[Stored items]
....
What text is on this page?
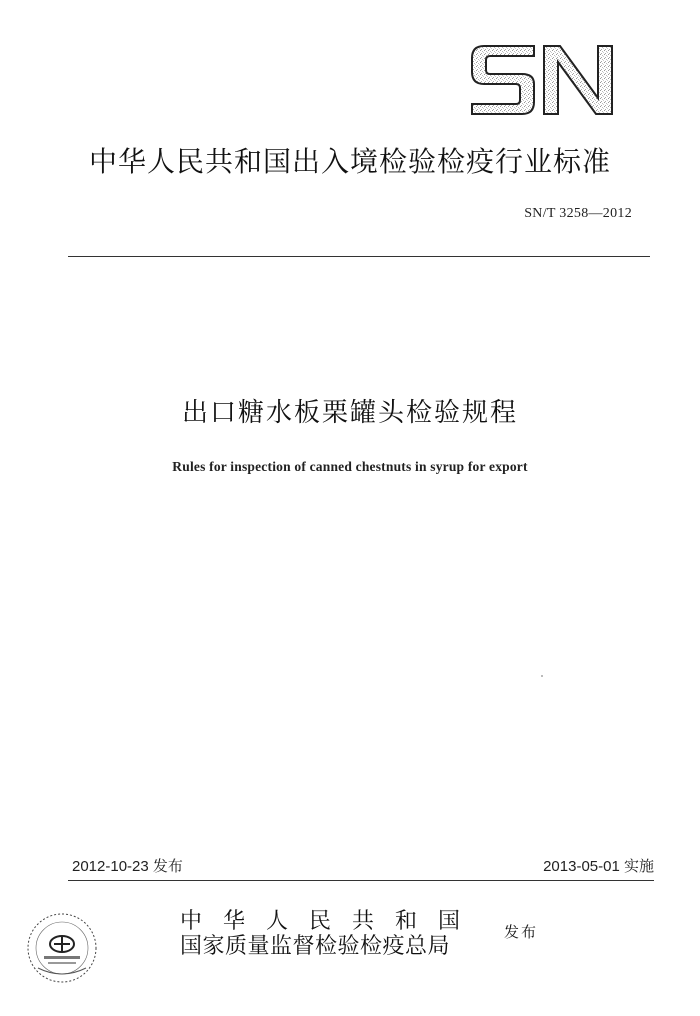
中华人民共和国出入境检验检疫行业标准
SN/T 3258—2012
出口糖水板栗罐头检验规程
Rules for inspection of canned chestnuts in syrup for export
2012-10-23 发布	2013-05-01 实施
中华人民共和国
国家质量监督检验检疫总局
发布
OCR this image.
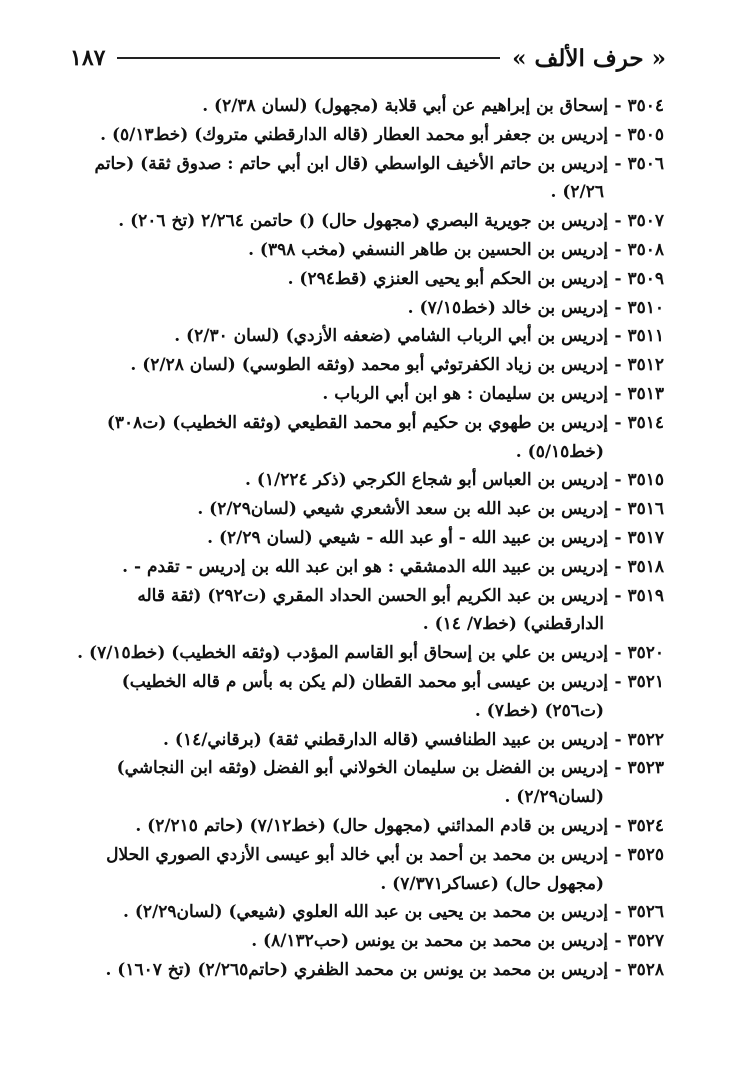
« حرف الألف »
١٨٧
٣٥٠٤ -إسحاق بن إبراهيم عن أبي قلابة (مجهول) (لسان ٢/٣٨) .
٣٥٠٥ -إدريس بن جعفر أبو محمد العطار (قاله الدارقطني متروك) (خط٥/١٣) .
٣٥٠٦ -إدريس بن حاتم الأخيف الواسطي (قال ابن أبي حاتم : صدوق ثقة) (حاتم ٢/٢٦) .
٣٥٠٧ -إدريس بن جويرية البصري (مجهول حال) () حاتمن ٢/٢٦٤ (تخ ٢٠٦) .
٣٥٠٨ -إدريس بن الحسين بن طاهر النسفي (مخب ٣٩٨) .
٣٥٠٩ -إدريس بن الحكم أبو يحيى العنزي (قط٢٩٤) .
٣٥١٠ -إدريس بن خالد (خط٧/١٥) .
٣٥١١ -إدريس بن أبي الرباب الشامي (ضعفه الأزدي) (لسان ٢/٣٠) .
٣٥١٢ -إدريس بن زياد الكفرتوثي أبو محمد (وثقه الطوسي) (لسان ٢/٢٨) .
٣٥١٣ -إدريس بن سليمان : هو ابن أبي الرباب .
٣٥١٤ -إدريس بن طهوي بن حكيم أبو محمد القطيعي (وثقه الخطيب) (ت٣٠٨) (خط٥/١٥) .
٣٥١٥ -إدريس بن العباس أبو شجاع الكرجي (ذكر ١/٢٢٤) .
٣٥١٦ -إدريس بن عبد الله بن سعد الأشعري شيعي (لسان٢/٢٩) .
٣٥١٧ -إدريس بن عبيد الله - أو عبد الله - شيعي (لسان ٢/٢٩) .
٣٥١٨ -إدريس بن عبيد الله الدمشقي : هو ابن عبد الله بن إدريس - تقدم - .
٣٥١٩ -إدريس بن عبد الكريم أبو الحسن الحداد المقري (ت٢٩٢) (ثقة قاله الدارقطني) (خط٧/ ١٤) .
٣٥٢٠ -إدريس بن علي بن إسحاق أبو القاسم المؤدب (وثقه الخطيب) (خط٧/١٥) .
٣٥٢١ -إدريس بن عيسى أبو محمد القطان (لم يكن به بأس م قاله الخطيب) (ت٢٥٦) (خط٧) .
٣٥٢٢ -إدريس بن عبيد الطنافسي (قاله الدارقطني ثقة) (برقاني/١٤) .
٣٥٢٣ -إدريس بن الفضل بن سليمان الخولاني أبو الفضل (وثقه ابن النجاشي) (لسان٢/٢٩) .
٣٥٢٤ -إدريس بن قادم المدائني (مجهول حال) (خط٧/١٢) (حاتم ٢/٢١٥) .
٣٥٢٥ -إدريس بن محمد بن أحمد بن أبي خالد أبو عيسى الأزدي الصوري الحلال (مجهول حال) (عساكر٧/٣٧١) .
٣٥٢٦ -إدريس بن محمد بن يحيى بن عبد الله العلوي (شيعي) (لسان٢/٢٩) .
٣٥٢٧ -إدريس بن محمد بن محمد بن يونس (حب٨/١٣٢) .
٣٥٢٨ -إدريس بن محمد بن يونس بن محمد الظفري (حاتم٢/٢٦٥) (تخ ١٦٠٧) .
....
Reproduce each line word for word and drop the pictures.

■ Complete response
What text is on this page?
中华人民共和国出入境检验检疫行业标准
SN/T 3258—2012
出口糖水板栗罐头检验规程
Rules for inspection of canned chestnuts in syrup for export
2012-10-23 发布	2013-05-01 实施
中华人民共和国
国家质量监督检验检疫总局
发布
OCR this image.
« حرف الألف »
١٨٧
٣٥٠٤ -إسحاق بن إبراهيم عن أبي قلابة (مجهول) (لسان ٢/٣٨) .
٣٥٠٥ -إدريس بن جعفر أبو محمد العطار (قاله الدارقطني متروك) (خط٥/١٣) .
٣٥٠٦ -إدريس بن حاتم الأخيف الواسطي (قال ابن أبي حاتم : صدوق ثقة) (حاتم ٢/٢٦) .
٣٥٠٧ -إدريس بن جويرية البصري (مجهول حال) () حاتمن ٢/٢٦٤ (تخ ٢٠٦) .
٣٥٠٨ -إدريس بن الحسين بن طاهر النسفي (مخب ٣٩٨) .
٣٥٠٩ -إدريس بن الحكم أبو يحيى العنزي (قط٢٩٤) .
٣٥١٠ -إدريس بن خالد (خط٧/١٥) .
٣٥١١ -إدريس بن أبي الرباب الشامي (ضعفه الأزدي) (لسان ٢/٣٠) .
٣٥١٢ -إدريس بن زياد الكفرتوثي أبو محمد (وثقه الطوسي) (لسان ٢/٢٨) .
٣٥١٣ -إدريس بن سليمان : هو ابن أبي الرباب .
٣٥١٤ -إدريس بن طهوي بن حكيم أبو محمد القطيعي (وثقه الخطيب) (ت٣٠٨) (خط٥/١٥) .
٣٥١٥ -إدريس بن العباس أبو شجاع الكرجي (ذكر ١/٢٢٤) .
٣٥١٦ -إدريس بن عبد الله بن سعد الأشعري شيعي (لسان٢/٢٩) .
٣٥١٧ -إدريس بن عبيد الله - أو عبد الله - شيعي (لسان ٢/٢٩) .
٣٥١٨ -إدريس بن عبيد الله الدمشقي : هو ابن عبد الله بن إدريس - تقدم - .
٣٥١٩ -إدريس بن عبد الكريم أبو الحسن الحداد المقري (ت٢٩٢) (ثقة قاله الدارقطني) (خط٧/ ١٤) .
٣٥٢٠ -إدريس بن علي بن إسحاق أبو القاسم المؤدب (وثقه الخطيب) (خط٧/١٥) .
٣٥٢١ -إدريس بن عيسى أبو محمد القطان (لم يكن به بأس م قاله الخطيب) (ت٢٥٦) (خط٧) .
٣٥٢٢ -إدريس بن عبيد الطنافسي (قاله الدارقطني ثقة) (برقاني/١٤) .
٣٥٢٣ -إدريس بن الفضل بن سليمان الخولاني أبو الفضل (وثقه ابن النجاشي) (لسان٢/٢٩) .
٣٥٢٤ -إدريس بن قادم المدائني (مجهول حال) (خط٧/١٢) (حاتم ٢/٢١٥) .
٣٥٢٥ -إدريس بن محمد بن أحمد بن أبي خالد أبو عيسى الأزدي الصوري الحلال (مجهول حال) (عساكر٧/٣٧١) .
٣٥٢٦ -إدريس بن محمد بن يحيى بن عبد الله العلوي (شيعي) (لسان٢/٢٩) .
٣٥٢٧ -إدريس بن محمد بن محمد بن يونس (حب٨/١٣٢) .
٣٥٢٨ -إدريس بن محمد بن يونس بن محمد الظفري (حاتم٢/٢٦٥) (تخ ١٦٠٧) .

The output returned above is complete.